## About this exercise
Proceed with the Yesler Terrace soccer field text, writing on from its final sentence.

## Selected text

Added Hanauer ahead of the 2018 unveiling: “This field is the culmination of several years of work and the immense support of the entire Yesler Terrace community. We hope that this field serves as a hub for children and a centerpiece of the Yesler Terrace community for generations.”
Wheeler has been bombarded with excited questions from Seattle Housing Authority residents and market-rate housing residents alike about when the field would be completed. No one will ever be allowed to reserve the space, and Wheeler believes that it will be a hub for conversation-starters, food and sports among people who may not otherwise have a reason to interact or befriend one another.
“It breaks down a lot of the barriers and the walls that we place up against each other and we begin to see each other eye-to-eye,” Wheeler said.
Sounders goalkeeper Stefan Frei has played an integral role as well, particularly in the field’s aesthetic. He has visited Yesler Terrace several times and hung out with kids, signed soccer balls and participated and gave creative input in the GOALS for art program.
Stefan Frei has played an integral role of connecting the club to Yesler Park with community visits
“I always thought it was cool, and if you have a chance to get involved and put your art in public space, it’s a sense of pride,” said Frei. “I hope that’s something that the kids are doing to get out of it… It’s important that they have a safe space to participate in these activities. There’s a lot of distractions out there for kids these days that are negative and not as positive as what sports can bring. Sports can be fun, but they can also teach you a lot.”

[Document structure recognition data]

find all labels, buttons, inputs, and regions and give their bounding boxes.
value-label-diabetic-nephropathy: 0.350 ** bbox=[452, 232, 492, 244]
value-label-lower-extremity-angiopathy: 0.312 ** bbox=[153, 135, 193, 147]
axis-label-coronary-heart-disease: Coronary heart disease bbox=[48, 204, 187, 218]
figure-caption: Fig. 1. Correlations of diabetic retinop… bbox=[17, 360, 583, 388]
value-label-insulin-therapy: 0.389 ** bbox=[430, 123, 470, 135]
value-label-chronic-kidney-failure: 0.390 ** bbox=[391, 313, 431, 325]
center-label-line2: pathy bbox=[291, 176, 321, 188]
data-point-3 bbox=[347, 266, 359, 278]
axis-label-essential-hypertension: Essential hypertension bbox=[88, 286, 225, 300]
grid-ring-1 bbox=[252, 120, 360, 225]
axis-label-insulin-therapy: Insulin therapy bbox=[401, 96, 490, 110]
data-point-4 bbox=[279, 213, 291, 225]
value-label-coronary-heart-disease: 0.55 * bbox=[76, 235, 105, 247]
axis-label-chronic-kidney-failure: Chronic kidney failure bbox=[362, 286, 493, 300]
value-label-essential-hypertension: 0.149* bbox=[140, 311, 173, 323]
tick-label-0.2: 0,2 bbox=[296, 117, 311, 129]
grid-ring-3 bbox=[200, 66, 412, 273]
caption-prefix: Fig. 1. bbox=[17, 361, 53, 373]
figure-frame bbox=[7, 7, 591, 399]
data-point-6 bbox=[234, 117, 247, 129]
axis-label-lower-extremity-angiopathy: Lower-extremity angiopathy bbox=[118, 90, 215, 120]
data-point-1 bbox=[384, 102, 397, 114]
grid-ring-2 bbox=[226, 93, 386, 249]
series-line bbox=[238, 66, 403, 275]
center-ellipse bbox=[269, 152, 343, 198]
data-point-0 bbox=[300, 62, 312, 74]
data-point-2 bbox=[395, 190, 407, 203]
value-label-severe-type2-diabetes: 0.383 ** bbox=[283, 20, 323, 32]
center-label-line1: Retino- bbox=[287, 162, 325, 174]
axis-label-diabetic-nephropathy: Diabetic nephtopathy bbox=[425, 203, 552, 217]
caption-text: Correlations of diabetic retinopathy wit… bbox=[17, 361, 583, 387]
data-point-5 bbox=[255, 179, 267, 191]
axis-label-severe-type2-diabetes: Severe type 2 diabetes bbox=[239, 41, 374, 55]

## Task response
Added Wheeler: “[Frei’s] been great. It seemed like he really wanted to play soccer with our kids. I was very impressed. Here’s a [professional] athlete, and instead of saying, ‘I don’t have time, I have to get to my next thing,’ he really wanted to be here, he was really present while he was here.”
Having the Sounders be so actively involved is a real source of pride for those who live and work at Yesler Terrace. The Sounders’ home stadium of CenturyLink Field is just one mile from the new field, and to have a sports organization follow through on its continued commitment to community investment does not go unnoticed.
“[The new field] says, ‘You’re visible. You’re worthy. We see your value,’” said Yesler Terrace Program Manager LaKesha Kimbrough. “[The Sounders] could have taken that and invested in an area that’s already economically rich. This area is so rich in so many ways in terms of the resilience and the strength and the skills and the talents that the residents have, but are often not seen and often placed behind others.
“We are so used to hearing organizations say, ‘We value inclusiveness. We value X. We value Y.’ And you don’t get to see it play out,” Kimbrough added. “The Sounders said that they stood for that, and they actually invested in our community in an authentic way, in a way that was meaningful to our community. [They] didn’t come in here and throw up something that’s not going to last or that the community wouldn’t be able to benefit from or doesn’t want or need.”
The Yesler Terrace community is steeped in history. And while the city landscape continues to expand and evolve, there is still so much more history to write, something in which the new RAVE Foundation field will play a small, if vital, role.
“That’s the beauty of what this is doing,” said Wheeler. “We think it’s a green patch of ground, but it’s actually this beautiful patchwork of stories.”